** begin Given data **

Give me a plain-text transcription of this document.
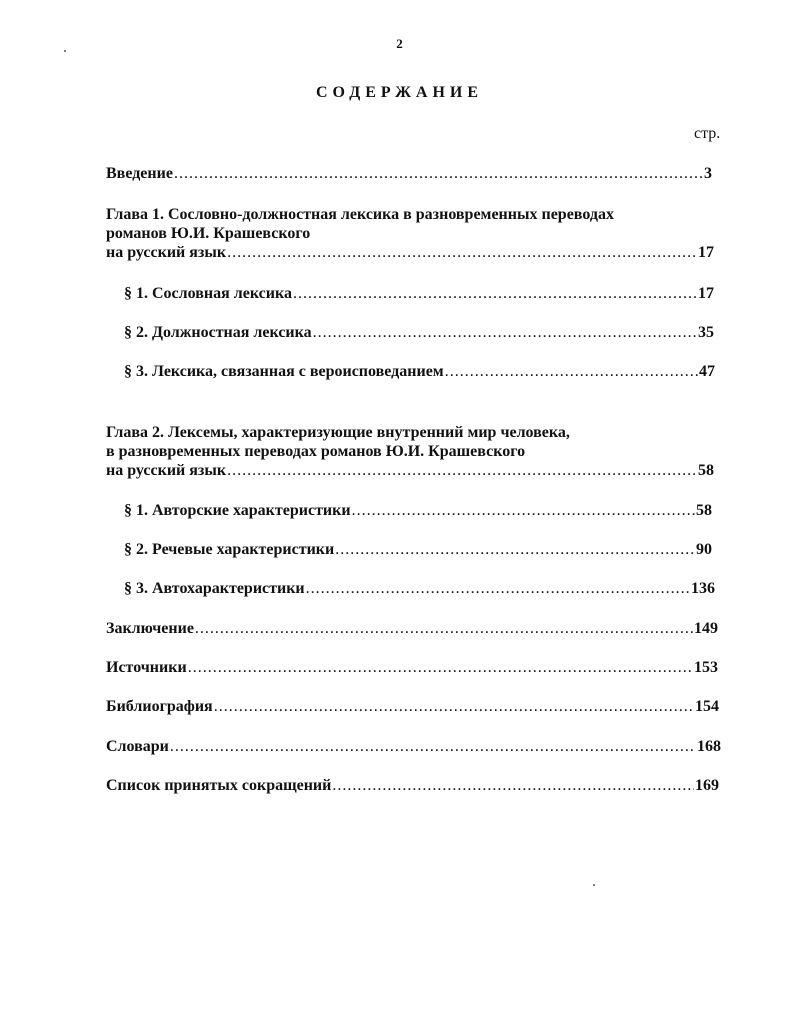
2
СОДЕРЖАНИЕ
стр.
Введение .....	3
Глава 1. Сословно-должностная лексика в разновременных переводах
романов Ю.И. Крашевского
на русский язык .....	17
§ 1. Сословная лексика .....	17
§ 2. Должностная лексика .....	35
§ 3. Лексика, связанная с вероисповеданием .....	47
Глава 2. Лексемы, характеризующие внутренний мир человека,
в разновременных переводах романов Ю.И. Крашевского
на русский язык .....	58
§ 1. Авторские характеристики .....	58
§ 2. Речевые характеристики .....	90
§ 3. Автохарактеристики .....	136
Заключение .....	149
Источники .....	153
Библиография .....	154
Словари .....	168
Список принятых сокращений .....	169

** end Given data **

_Requirement_
Print the records above exactly as they stand, but leave out the pictures.

_Result of the exercise_
Give me a plain-text transcription of this document.
2
СОДЕРЖАНИЕ
стр.
Введение .....	3
Глава 1. Сословно-должностная лексика в разновременных переводах
романов Ю.И. Крашевского
на русский язык .....	17
§ 1. Сословная лексика .....	17
§ 2. Должностная лексика .....	35
§ 3. Лексика, связанная с вероисповеданием .....	47
Глава 2. Лексемы, характеризующие внутренний мир человека,
в разновременных переводах романов Ю.И. Крашевского
на русский язык .....	58
§ 1. Авторские характеристики .....	58
§ 2. Речевые характеристики .....	90
§ 3. Автохарактеристики .....	136
Заключение .....	149
Источники .....	153
Библиография .....	154
Словари .....	168
Список принятых сокращений .....	169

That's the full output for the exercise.